# Instructions to follow:
Please render the rows from the line containing "52, 1385, 130]" through the line containing "195, 595, 226]", inclusive, as a JSON list of strings with one string per line, leaving out blank lines.

# Data in this exercise:
▬▬▬▬▬▬▬▬▬▬

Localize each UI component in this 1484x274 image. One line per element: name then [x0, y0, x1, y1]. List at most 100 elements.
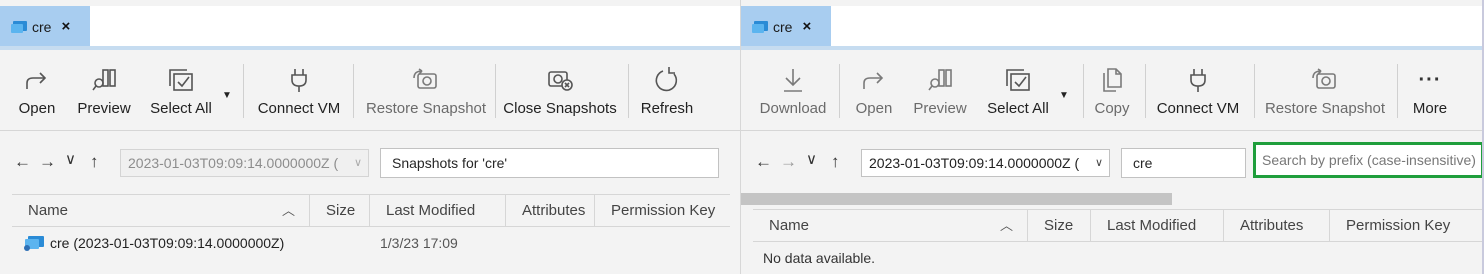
restore-snapshot-button[interactable]: Restore Snapshot [1265, 52, 1385, 130]
connect-vm-label: Connect VM [257, 100, 341, 117]
empty-state-text: No data available. [763, 250, 876, 266]
preview-button[interactable]: Preview [910, 52, 970, 130]
restore-snapshot-label: Restore Snapshot [1264, 100, 1386, 117]
select-all-dropdown-icon[interactable]: ▼ [222, 90, 232, 101]
toolbar-separator [1145, 64, 1146, 118]
restore-snapshot-label: Restore Snapshot [365, 100, 487, 117]
copy-button[interactable]: Copy [1093, 52, 1131, 130]
restore-snapshot-button[interactable]: Restore Snapshot [366, 52, 486, 130]
select-all-label: Select All [987, 100, 1049, 117]
chevron-down-icon[interactable]: ∨ [806, 150, 817, 168]
column-label: Name [769, 217, 810, 234]
column-header-attributes[interactable]: Attributes [506, 195, 595, 226]
chevron-down-icon[interactable]: ∨ [65, 150, 76, 168]
select-all-icon [1004, 66, 1032, 94]
toolbar-separator [495, 64, 496, 118]
plug-icon [1184, 66, 1212, 94]
column-label: Size [326, 202, 356, 219]
open-label: Open [18, 100, 56, 117]
close-snapshots-button[interactable]: Close Snapshots [503, 52, 617, 130]
column-header-name[interactable]: Name ︿ [753, 210, 1028, 241]
table-header: Name ︿ Size Last Modified Attributes Per… [12, 194, 730, 227]
column-header-last-modified[interactable]: Last Modified [370, 195, 506, 226]
snapshot-select-value: 2023-01-03T09:09:14.0000000Z ( [869, 155, 1080, 171]
column-label: Size [1044, 217, 1074, 234]
download-label: Download [759, 100, 827, 117]
address-field[interactable]: cre [1121, 148, 1246, 178]
snapshot-select[interactable]: 2023-01-03T09:09:14.0000000Z ( ∨ [120, 149, 369, 177]
back-arrow-icon[interactable]: ← [755, 152, 772, 172]
address-field[interactable]: Snapshots for 'cre' [380, 148, 719, 178]
column-label: Permission Key [1346, 217, 1451, 234]
preview-icon [90, 66, 118, 94]
close-snapshots-icon [546, 66, 574, 94]
up-arrow-icon[interactable]: ↑ [831, 152, 840, 172]
toolbar-separator [353, 64, 354, 118]
chevron-down-icon: ∨ [353, 157, 362, 169]
close-icon[interactable]: × [61, 18, 70, 35]
open-button[interactable]: Open [849, 52, 899, 130]
preview-icon [926, 66, 954, 94]
snapshot-select[interactable]: 2023-01-03T09:09:14.0000000Z ( ∨ [861, 149, 1110, 177]
more-label: More [1412, 100, 1448, 117]
connect-vm-button[interactable]: Connect VM [1154, 52, 1242, 130]
column-label: Attributes [1240, 217, 1304, 234]
select-all-dropdown-icon[interactable]: ▼ [1059, 90, 1069, 101]
close-icon[interactable]: × [802, 18, 811, 35]
file-share-icon [10, 20, 28, 34]
copy-icon [1098, 66, 1126, 94]
open-button[interactable]: Open [12, 52, 62, 130]
column-header-permission-key[interactable]: Permission Key [595, 195, 730, 226]
address-value: cre [1133, 155, 1153, 171]
column-header-name[interactable]: Name ︿ [12, 195, 310, 226]
tab-strip-border [741, 46, 1484, 50]
restore-snapshot-icon [1311, 66, 1339, 94]
column-header-attributes[interactable]: Attributes [1224, 210, 1330, 241]
toolbar-separator [628, 64, 629, 118]
forward-arrow-icon[interactable]: → [39, 152, 56, 172]
plug-icon [285, 66, 313, 94]
more-button[interactable]: ··· More [1409, 52, 1451, 130]
tab-strip-border [0, 46, 740, 50]
column-label: Name [28, 202, 69, 219]
sort-ascending-icon: ︿ [999, 218, 1013, 233]
tab-cre[interactable]: cre × [741, 6, 831, 47]
chevron-down-icon: ∨ [1094, 157, 1103, 169]
tab-label: cre [773, 18, 793, 35]
search-input[interactable]: Search by prefix (case-insensitive) [1253, 142, 1484, 178]
row-name: cre (2023-01-03T09:09:14.0000000Z) [50, 235, 285, 251]
more-icon: ··· [1418, 68, 1442, 91]
select-all-button[interactable]: Select All [985, 52, 1051, 130]
refresh-button[interactable]: Refresh [638, 52, 696, 130]
column-header-size[interactable]: Size [310, 195, 370, 226]
address-value: Snapshots for 'cre' [392, 155, 508, 171]
forward-arrow-icon[interactable]: → [780, 152, 797, 172]
left-explorer-panel: cre × Open Preview Select All ▼ Connect … [0, 0, 740, 274]
open-icon [23, 66, 51, 94]
column-header-size[interactable]: Size [1028, 210, 1091, 241]
column-label: Last Modified [1107, 217, 1197, 234]
refresh-label: Refresh [640, 100, 694, 117]
download-button[interactable]: Download [757, 52, 829, 130]
toolbar-separator [1083, 64, 1084, 118]
preview-label: Preview [77, 100, 131, 117]
connect-vm-label: Connect VM [1156, 100, 1240, 117]
up-arrow-icon[interactable]: ↑ [90, 152, 99, 172]
right-explorer-panel: cre × Download Open Preview Select All ▼… [741, 0, 1484, 274]
loading-progress-bar [741, 193, 1172, 205]
preview-button[interactable]: Preview [74, 52, 134, 130]
sort-ascending-icon: ︿ [281, 203, 295, 218]
connect-vm-button[interactable]: Connect VM [255, 52, 343, 130]
refresh-icon [653, 66, 681, 94]
back-arrow-icon[interactable]: ← [14, 152, 31, 172]
column-header-last-modified[interactable]: Last Modified [1091, 210, 1224, 241]
select-all-button[interactable]: Select All [148, 52, 214, 130]
tab-label: cre [32, 18, 52, 35]
table-row[interactable]: cre (2023-01-03T09:09:14.0000000Z) 1/3/2… [20, 234, 720, 254]
tab-cre[interactable]: cre × [0, 6, 90, 47]
restore-snapshot-icon [412, 66, 440, 94]
column-header-permission-key[interactable]: Permission Key [1330, 210, 1484, 241]
column-label: Permission Key [611, 202, 716, 219]
toolbar-separator [243, 64, 244, 118]
preview-label: Preview [913, 100, 967, 117]
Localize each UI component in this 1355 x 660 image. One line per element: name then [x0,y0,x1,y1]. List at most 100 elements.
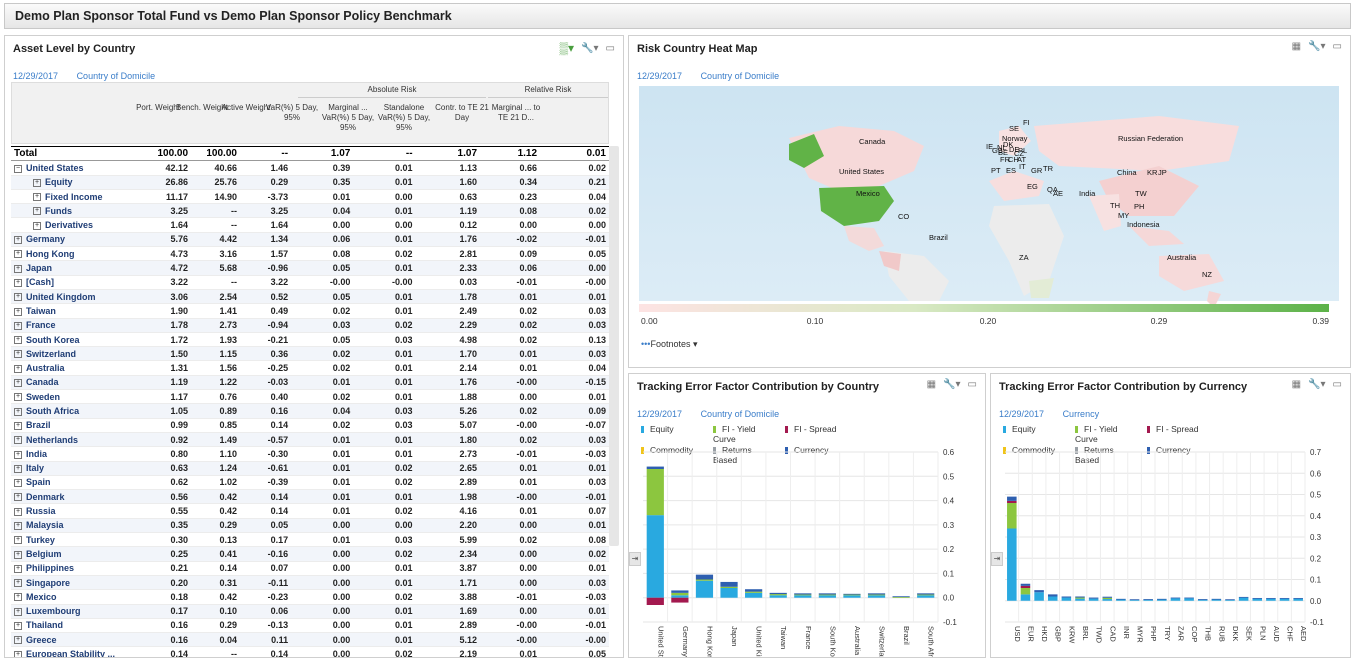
bar-segment[interactable] [917,593,935,595]
country-label[interactable]: ZA [1019,253,1029,262]
bar-segment[interactable] [1061,596,1072,598]
bar-segment[interactable] [695,574,714,580]
country-label[interactable]: NZ [1202,270,1212,279]
country-label[interactable]: ES [1006,166,1016,175]
bar-segment[interactable] [1184,598,1194,601]
bar-segment[interactable] [671,590,689,593]
bar-segment[interactable] [843,593,861,595]
expand-toggle-icon[interactable]: + [14,321,22,330]
wrench-icon[interactable]: 🔧▾ [1308,41,1325,52]
expand-toggle-icon[interactable]: + [14,421,22,430]
expand-toggle-icon[interactable]: + [14,278,22,287]
table-row[interactable]: + Spain 0.62 1.02 -0.39 0.01 0.02 2.89 0.01 0.03 [11,475,609,491]
bar-segment[interactable] [1020,585,1031,588]
table-row[interactable]: + Hong Kong 4.73 3.16 1.57 0.08 0.02 2.81 0.09 0.… [11,246,609,262]
table-row[interactable]: + Funds 3.25 -- 3.25 0.04 0.01 1.19 0.08 0.02 [11,203,609,219]
country-label[interactable]: Brazil [929,233,948,242]
maximize-icon[interactable]: ▭ [1333,41,1342,52]
country-label[interactable]: China [1117,168,1137,177]
table-row[interactable]: + Brazil 0.99 0.85 0.14 0.02 0.03 5.07 -0.00 -0.0… [11,418,609,433]
expand-toggle-icon[interactable]: + [14,479,22,488]
expand-toggle-icon[interactable]: + [14,564,22,573]
table-row[interactable]: + Canada 1.19 1.22 -0.03 0.01 0.01 1.76 -0.00 -0.… [11,375,609,391]
wrench-icon[interactable]: 🔧▾ [581,43,598,54]
bar-segment[interactable] [769,595,787,598]
expand-toggle-icon[interactable]: + [14,550,22,559]
bar-segment[interactable] [1047,596,1058,601]
bar-segment[interactable] [720,588,738,598]
bar-segment[interactable] [843,594,861,596]
country-label[interactable]: Mexico [856,189,880,198]
table-row[interactable]: + European Stability ... 0.14 -- 0.14 0.00 0.0… [11,646,609,657]
bar-segment[interactable] [1293,597,1303,599]
world-map[interactable]: 0.00 0.10 0.20 0.29 0.39 Canada United States… [639,86,1339,341]
maximize-icon[interactable]: ▭ [1333,379,1342,390]
bar-segment[interactable] [1225,599,1235,601]
bar-segment[interactable] [1143,599,1153,600]
bar-segment[interactable] [1170,598,1181,601]
bar-segment[interactable] [1129,599,1140,601]
country-label[interactable]: PH [1134,202,1144,211]
bar-segment[interactable] [818,594,836,596]
country-label[interactable]: QA [1047,185,1058,194]
table-row[interactable]: + Singapore 0.20 0.31 -0.11 0.00 0.01 1.71 0.00 0… [11,575,609,591]
table-row[interactable]: + Equity 26.86 25.76 0.29 0.35 0.01 1.60 0.34 0.2… [11,175,609,190]
table-row[interactable]: + Denmark 0.56 0.42 0.14 0.01 0.01 1.98 -0.00 -0.… [11,489,609,505]
expand-toggle-icon[interactable]: + [14,350,22,359]
table-scrollbar[interactable] [609,146,619,546]
expand-arrow-icon[interactable]: ⇥ [629,552,641,566]
bar-segment[interactable] [1184,597,1194,599]
grid-icon[interactable]: ▦ [1292,41,1301,52]
expand-toggle-icon[interactable]: + [14,293,22,302]
bar-segment[interactable] [1211,598,1222,600]
maximize-icon[interactable]: ▭ [968,379,977,390]
bar-segment[interactable] [745,589,763,592]
table-row[interactable]: + India 0.80 1.10 -0.30 0.01 0.01 2.73 -0.01 -0.0… [11,446,609,462]
table-row[interactable]: + Derivatives 1.64 -- 1.64 0.00 0.00 0.12 0.00 0.… [11,217,609,233]
bar-segment[interactable] [1116,598,1126,600]
expand-toggle-icon[interactable]: + [14,636,22,645]
bar-segment[interactable] [1047,594,1058,597]
bar-segment[interactable] [646,597,664,605]
bar-segment[interactable] [769,592,787,595]
bar-segment[interactable] [818,593,836,595]
expand-toggle-icon[interactable]: + [14,264,22,273]
bar-segment[interactable] [1197,599,1208,600]
column-header[interactable]: Standalone VaR(%) 5 Day, 95% [376,103,432,133]
bar-segment[interactable] [646,466,664,469]
expand-toggle-icon[interactable]: + [14,521,22,530]
bar-segment[interactable] [1034,592,1044,601]
bar-segment[interactable] [794,595,812,598]
table-row[interactable]: + Taiwan 1.90 1.41 0.49 0.02 0.01 2.49 0.02 0.03 [11,303,609,319]
bar-segment[interactable] [1266,597,1276,599]
expand-toggle-icon[interactable]: + [14,364,22,373]
chart-type-icon[interactable]: ▒▾ [560,41,575,55]
bar-segment[interactable] [1157,598,1167,600]
bar-segment[interactable] [671,595,689,598]
table-row[interactable]: − United States 42.12 40.66 1.46 0.39 0.01 1.13… [11,160,609,176]
wrench-icon[interactable]: 🔧▾ [1308,379,1325,390]
bar-segment[interactable] [695,580,714,598]
country-label[interactable]: MY [1118,211,1129,220]
country-label[interactable]: PT [991,166,1001,175]
column-header[interactable]: Contr. to TE 21 Day [434,103,490,123]
bar-segment[interactable] [1102,597,1113,600]
bar-segment[interactable] [1088,597,1099,599]
table-row[interactable]: + [Cash] 3.22 -- 3.22 -0.00 -0.00 0.03 -0.01 -0.0… [11,275,609,290]
country-label[interactable]: TH [1110,201,1120,210]
bar-segment[interactable] [671,597,689,603]
table-row[interactable]: + Netherlands 0.92 1.49 -0.57 0.01 0.01 1.80 0.0… [11,432,609,448]
bar-segment[interactable] [1088,598,1099,601]
table-row[interactable]: + Russia 0.55 0.42 0.14 0.01 0.02 4.16 0.01 0.07 [11,503,609,519]
expand-toggle-icon[interactable]: + [14,393,22,402]
expand-toggle-icon[interactable]: + [14,507,22,516]
expand-toggle-icon[interactable]: + [14,650,22,657]
table-row[interactable]: + Thailand 0.16 0.29 -0.13 0.00 0.01 2.89 -0.00-… [11,618,609,634]
table-row[interactable]: + South Korea 1.72 1.93 -0.21 0.05 0.03 4.98 0.0… [11,332,609,348]
expand-toggle-icon[interactable]: + [14,464,22,473]
bar-segment[interactable] [769,594,787,596]
bar-segment[interactable] [1007,496,1017,501]
expand-toggle-icon[interactable]: + [14,407,22,416]
expand-toggle-icon[interactable]: + [14,236,22,245]
bar-segment[interactable] [1102,599,1113,601]
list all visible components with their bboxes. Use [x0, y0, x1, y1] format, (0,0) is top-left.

▬▬▬▬▬▬▬▬▬▬

# Completed exercise:
[
  "restore-snapshot-button[interactable]: Restore Snapshot [1265, 52, 1385, 130]",
  "connect-vm-label: Connect VM [257, 100, 341, 117]",
  "empty-state-text: No data available. [763, 250, 876, 266]",
  "preview-button[interactable]: Preview [910, 52, 970, 130]",
  "restore-snapshot-label: Restore Snapshot [1264, 100, 1386, 117]",
  "select-all-dropdown-icon[interactable]: ▼ [222, 90, 232, 101]",
  "toolbar-separator [1145, 64, 1146, 118]",
  "restore-snapshot-label: Restore Snapshot [365, 100, 487, 117]",
  "copy-button[interactable]: Copy [1093, 52, 1131, 130]",
  "restore-snapshot-button[interactable]: Restore Snapshot [366, 52, 486, 130]",
  "select-all-label: Select All [987, 100, 1049, 117]",
  "chevron-down-icon[interactable]: ∨ [806, 150, 817, 168]",
  "column-label: Name [769, 217, 810, 234]",
  "column-header-attributes[interactable]: Attributes [506, 195, 595, 226]"
]